> _Exercice court A_
Réécrivez le passage du texte de lecture qui s'ouvre sur les mots « À l’issue de » et se termine par « ville de coeur. », en remplaçant « Marseille » par « Toulon ».
> _Exercice court B_
Répondez aux questions suivantes d'après le texte de lecture.
(i) Où retournera-t-il à l'issue de sa semaine de promo du livre ?
(ii) Pendant combien d'années a-t-il parcouru le cœur de la vie parisienne ?
(iii) Que dit-il ne pas être devenu ?
> _Exercice court C_
Écrivez la suite du texte de lecture sur ce Cassidain partagé entre Paris et Marseille, à partir de l'endroit où il s'arrête.

> _Texte de lecture_
* * * *

À l’issue de sa semaine de promo du livre, il retournera dans le Sud. Car, après quinze années à parcourir le cœur de la vie parisienne, ce Cassidain d’origine vit désormais entre la capitale et Marseille, sa ville de coeur.
Et s’il n’était finalement qu’un provincial prompt à se moquer des snobismes du bobo parisien ? « Je n’ai aucune aversion pour les bobos, se défend-il. Par certains côtés, je crois que j’en suis un moi-même. On ne peut pas bien traiter des sujets sociétaux sans faire partie du milieu qu’on étudie… et sans s’y sentir un peu à son aise. Bon, je ne suis pas devenu un hipster, mais j’ai pris goût aux lieux hauts de gamme et confortables où ils se nichent. »

* * * *

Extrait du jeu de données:
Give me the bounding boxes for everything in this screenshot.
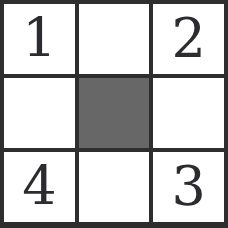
cell-r1c0[interactable] bbox=[4, 78, 75, 148]
cell-r2c2[interactable]: 3 bbox=[153, 152, 224, 222]
cell-r2c1[interactable] bbox=[79, 152, 150, 222]
cell-r0c1[interactable] bbox=[79, 4, 150, 74]
cell-r2c0[interactable]: 4 bbox=[4, 152, 75, 222]
cell-r0c2[interactable]: 2 bbox=[153, 4, 224, 74]
cell-r1c2[interactable] bbox=[153, 78, 224, 148]
cell-r0c0[interactable]: 1 bbox=[4, 4, 75, 74]
puzzle-board: 1 2 4 3 bbox=[0, 0, 228, 228]
cell-r1c1-blocked bbox=[79, 78, 150, 148]
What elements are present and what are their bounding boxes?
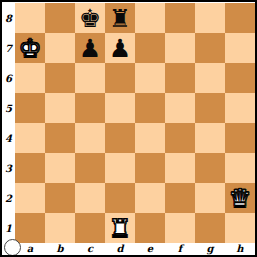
square-b5[interactable] bbox=[45, 93, 75, 123]
square-b3[interactable] bbox=[45, 153, 75, 183]
square-e3[interactable] bbox=[135, 153, 165, 183]
square-e6[interactable] bbox=[135, 63, 165, 93]
square-a2[interactable] bbox=[15, 183, 45, 213]
square-b1[interactable] bbox=[45, 213, 75, 243]
square-h5[interactable] bbox=[225, 93, 255, 123]
square-g1[interactable] bbox=[195, 213, 225, 243]
file-label-f: f bbox=[165, 243, 195, 255]
file-label-h: h bbox=[225, 243, 255, 255]
square-e4[interactable] bbox=[135, 123, 165, 153]
square-a4[interactable] bbox=[15, 123, 45, 153]
square-e1[interactable] bbox=[135, 213, 165, 243]
square-c8[interactable]: ♚ bbox=[75, 3, 105, 33]
square-g7[interactable] bbox=[195, 33, 225, 63]
square-c7[interactable]: ♟ bbox=[75, 33, 105, 63]
rank-label-3: 3 bbox=[2, 153, 15, 183]
square-d5[interactable] bbox=[105, 93, 135, 123]
chess-board: ♚♜♚♟♟♛♜ bbox=[15, 3, 255, 243]
square-g5[interactable] bbox=[195, 93, 225, 123]
square-g3[interactable] bbox=[195, 153, 225, 183]
square-f4[interactable] bbox=[165, 123, 195, 153]
side-to-move-indicator bbox=[4, 239, 21, 256]
square-d6[interactable] bbox=[105, 63, 135, 93]
square-d2[interactable] bbox=[105, 183, 135, 213]
rank-label-6: 6 bbox=[2, 63, 15, 93]
square-f3[interactable] bbox=[165, 153, 195, 183]
square-h1[interactable] bbox=[225, 213, 255, 243]
square-f5[interactable] bbox=[165, 93, 195, 123]
square-f1[interactable] bbox=[165, 213, 195, 243]
square-a1[interactable] bbox=[15, 213, 45, 243]
square-b2[interactable] bbox=[45, 183, 75, 213]
square-d4[interactable] bbox=[105, 123, 135, 153]
square-d1[interactable]: ♜ bbox=[105, 213, 135, 243]
square-b6[interactable] bbox=[45, 63, 75, 93]
square-c6[interactable] bbox=[75, 63, 105, 93]
square-a5[interactable] bbox=[15, 93, 45, 123]
square-e7[interactable] bbox=[135, 33, 165, 63]
file-label-e: e bbox=[135, 243, 165, 255]
square-d8[interactable]: ♜ bbox=[105, 3, 135, 33]
square-c2[interactable] bbox=[75, 183, 105, 213]
square-h7[interactable] bbox=[225, 33, 255, 63]
square-e8[interactable] bbox=[135, 3, 165, 33]
piece-black-pawn[interactable]: ♟ bbox=[109, 36, 131, 61]
square-h2[interactable]: ♛ bbox=[225, 183, 255, 213]
square-a6[interactable] bbox=[15, 63, 45, 93]
square-h8[interactable] bbox=[225, 3, 255, 33]
square-a3[interactable] bbox=[15, 153, 45, 183]
rank-label-5: 5 bbox=[2, 93, 15, 123]
square-b4[interactable] bbox=[45, 123, 75, 153]
square-h4[interactable] bbox=[225, 123, 255, 153]
file-label-c: c bbox=[75, 243, 105, 255]
piece-black-king[interactable]: ♚ bbox=[79, 6, 101, 31]
square-c5[interactable] bbox=[75, 93, 105, 123]
square-a7[interactable]: ♚ bbox=[15, 33, 45, 63]
piece-white-rook[interactable]: ♜ bbox=[109, 216, 131, 241]
rank-label-2: 2 bbox=[2, 183, 15, 213]
square-f7[interactable] bbox=[165, 33, 195, 63]
square-b7[interactable] bbox=[45, 33, 75, 63]
file-label-b: b bbox=[45, 243, 75, 255]
square-f6[interactable] bbox=[165, 63, 195, 93]
rank-label-8: 8 bbox=[2, 3, 15, 33]
square-e5[interactable] bbox=[135, 93, 165, 123]
file-label-g: g bbox=[195, 243, 225, 255]
square-c4[interactable] bbox=[75, 123, 105, 153]
square-c3[interactable] bbox=[75, 153, 105, 183]
piece-black-rook[interactable]: ♜ bbox=[109, 6, 131, 31]
square-a8[interactable] bbox=[15, 3, 45, 33]
square-b8[interactable] bbox=[45, 3, 75, 33]
square-d7[interactable]: ♟ bbox=[105, 33, 135, 63]
piece-black-pawn[interactable]: ♟ bbox=[79, 36, 101, 61]
square-h6[interactable] bbox=[225, 63, 255, 93]
square-d3[interactable] bbox=[105, 153, 135, 183]
piece-white-queen[interactable]: ♛ bbox=[229, 186, 251, 211]
square-g2[interactable] bbox=[195, 183, 225, 213]
square-e2[interactable] bbox=[135, 183, 165, 213]
square-f2[interactable] bbox=[165, 183, 195, 213]
chess-diagram: 87654321 ♚♜♚♟♟♛♜ abcdefgh bbox=[0, 0, 257, 257]
square-g8[interactable] bbox=[195, 3, 225, 33]
square-h3[interactable] bbox=[225, 153, 255, 183]
rank-label-7: 7 bbox=[2, 33, 15, 63]
square-g6[interactable] bbox=[195, 63, 225, 93]
square-g4[interactable] bbox=[195, 123, 225, 153]
rank-labels: 87654321 bbox=[2, 3, 15, 243]
file-label-d: d bbox=[105, 243, 135, 255]
rank-label-4: 4 bbox=[2, 123, 15, 153]
square-c1[interactable] bbox=[75, 213, 105, 243]
piece-white-king[interactable]: ♚ bbox=[19, 36, 41, 61]
file-labels: abcdefgh bbox=[15, 243, 255, 255]
square-f8[interactable] bbox=[165, 3, 195, 33]
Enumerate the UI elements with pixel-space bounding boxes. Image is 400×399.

* * * *

> _Réponse attendue A_
À l’issue de sa semaine de promo du livre, il retournera dans le Sud. Car, après quinze années à parcourir le cœur de la vie parisienne, ce Cassidain d’origine vit désormais entre la capitale et Toulon, sa ville de coeur.

> _Réponse attendue B_
(i) Dans le Sud.
(ii) Quinze années.
(iii) Un hipster.

> _Réponse attendue C_
Exit donc la psychologie de comptoir (en zinc). Parlons donc de son oeuvre. Son premier livre, La Révolte des premiers de la classe (Arkhé, 2018) fut un joli succès de librairie – du moins auprès des jeunes cadres surdiplômés porteurs de Stan Smith. Ce petit manuel a inspiré toute une génération de « reconvertis » – dont mon propre boucher qui a lâché son bullshit job de contrôleur financier pour passer un CAP à 35 ans. No Fake est son second essai. Et après les avoir parcourus tous les deux, je me demande si je n’ai pas davantage affaire à un anthropologue vulgarisateur qu’à un journaliste lifestyle qu’il prétend être.
Le déroulé de son CV conforte mon intuition : fac de socio à Aix-en-Provence, DESS de com’ et sémiologie à Paris, puis master de com’ à McGill (au Québec). « J’ai commencé comme chargé d’études dans le marketing, m’explique-t-il. Juste le temps de détester ce monde du travail en open space. Comme j’adorais écrire je me suis mis à proposer des piges, notamment à Slate. J’en ai écrit une, puis 3, puis 20… et je suis tombé dans le journalisme. J’avais 30 ans. J’ai été embauché par Slate en 2012 et ils m’ont gardé. »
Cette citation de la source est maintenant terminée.